* GIVEN EXERCISE *
Output the material exactly, but drop every image it holds.

━━ RECORD LIST

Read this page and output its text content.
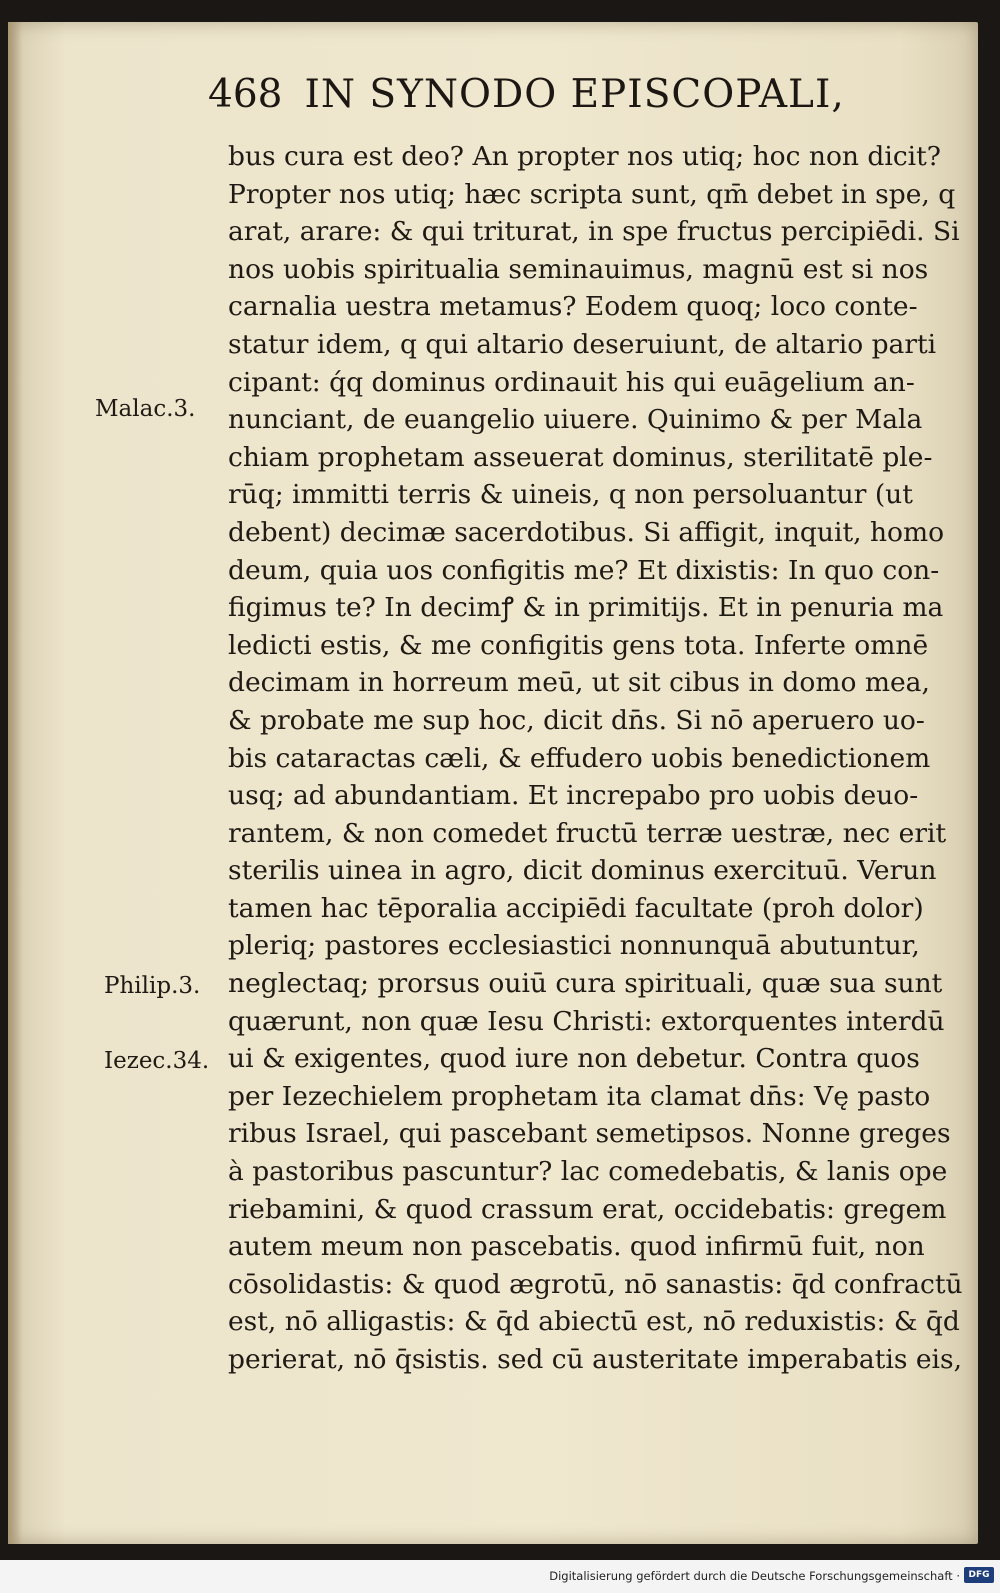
468 IN SYNODO EPISCOPALI,
Malac.3.
Philip.3.
Iezec.34.
bus cura est deo? An propter nos utiq; hoc non dicit?
Propter nos utiq; hæc scripta sunt, qm̄ debet in spe, q
arat, arare: & qui triturat, in spe fructus percipiēdi. Si
nos uobis spiritualia seminauimus, magnū est si nos
carnalia uestra metamus? Eodem quoq; loco conte-
statur idem, q qui altario deseruiunt, de altario parti
cipant: q́q dominus ordinauit his qui euāgelium an-
nunciant, de euangelio uiuere. Quinimo & per Mala
chiam prophetam asseuerat dominus, sterilitatē ple-
rūq; immitti terris & uineis, q non persoluantur (ut
debent) decimæ sacerdotibus. Si affigit, inquit, homo
deum, quia uos configitis me? Et dixistis: In quo con-
figimus te? In decimꝭ & in primitijs. Et in penuria ma
ledicti estis, & me configitis gens tota. Inferte omnē
decimam in horreum meū, ut sit cibus in domo mea,
& probate me sup hoc, dicit dn̄s. Si nō aperuero uo-
bis cataractas cæli, & effudero uobis benedictionem
usq; ad abundantiam. Et increpabo pro uobis deuo-
rantem, & non comedet fructū terræ uestræ, nec erit
sterilis uinea in agro, dicit dominus exercituū. Verun
tamen hac tēporalia accipiēdi facultate (proh dolor)
pleriq; pastores ecclesiastici nonnunquā abutuntur,
neglectaq; prorsus ouiū cura spirituali, quæ sua sunt
quærunt, non quæ Iesu Christi: extorquentes interdū
ui & exigentes, quod iure non debetur. Contra quos
per Iezechielem prophetam ita clamat dn̄s: Vę pasto
ribus Israel, qui pascebant semetipsos. Nonne greges
à pastoribus pascuntur? lac comedebatis, & lanis ope
riebamini, & quod crassum erat, occidebatis: gregem
autem meum non pascebatis. quod infirmū fuit, non
cōsolidastis: & quod ægrotū, nō sanastis: q̄d confractū
est, nō alligastis: & q̄d abiectū est, nō reduxistis: & q̄d
perierat, nō q̄sistis. sed cū austeritate imperabatis eis,
Digitalisierung gefördert durch die Deutsche Forschungsgemeinschaft · DFG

━━━━

* SOLUTION FOR THIS PROBLEM *
Read this page and output its text content.
468 IN SYNODO EPISCOPALI,
Malac.3.
Philip.3.
Iezec.34.
bus cura est deo? An propter nos utiq; hoc non dicit?
Propter nos utiq; hæc scripta sunt, qm̄ debet in spe, q
arat, arare: & qui triturat, in spe fructus percipiēdi. Si
nos uobis spiritualia seminauimus, magnū est si nos
carnalia uestra metamus? Eodem quoq; loco conte-
statur idem, q qui altario deseruiunt, de altario parti
cipant: q́q dominus ordinauit his qui euāgelium an-
nunciant, de euangelio uiuere. Quinimo & per Mala
chiam prophetam asseuerat dominus, sterilitatē ple-
rūq; immitti terris & uineis, q non persoluantur (ut
debent) decimæ sacerdotibus. Si affigit, inquit, homo
deum, quia uos configitis me? Et dixistis: In quo con-
figimus te? In decimꝭ & in primitijs. Et in penuria ma
ledicti estis, & me configitis gens tota. Inferte omnē
decimam in horreum meū, ut sit cibus in domo mea,
& probate me sup hoc, dicit dn̄s. Si nō aperuero uo-
bis cataractas cæli, & effudero uobis benedictionem
usq; ad abundantiam. Et increpabo pro uobis deuo-
rantem, & non comedet fructū terræ uestræ, nec erit
sterilis uinea in agro, dicit dominus exercituū. Verun
tamen hac tēporalia accipiēdi facultate (proh dolor)
pleriq; pastores ecclesiastici nonnunquā abutuntur,
neglectaq; prorsus ouiū cura spirituali, quæ sua sunt
quærunt, non quæ Iesu Christi: extorquentes interdū
ui & exigentes, quod iure non debetur. Contra quos
per Iezechielem prophetam ita clamat dn̄s: Vę pasto
ribus Israel, qui pascebant semetipsos. Nonne greges
à pastoribus pascuntur? lac comedebatis, & lanis ope
riebamini, & quod crassum erat, occidebatis: gregem
autem meum non pascebatis. quod infirmū fuit, non
cōsolidastis: & quod ægrotū, nō sanastis: q̄d confractū
est, nō alligastis: & q̄d abiectū est, nō reduxistis: & q̄d
perierat, nō q̄sistis. sed cū austeritate imperabatis eis,
Digitalisierung gefördert durch die Deutsche Forschungsgemeinschaft · DFG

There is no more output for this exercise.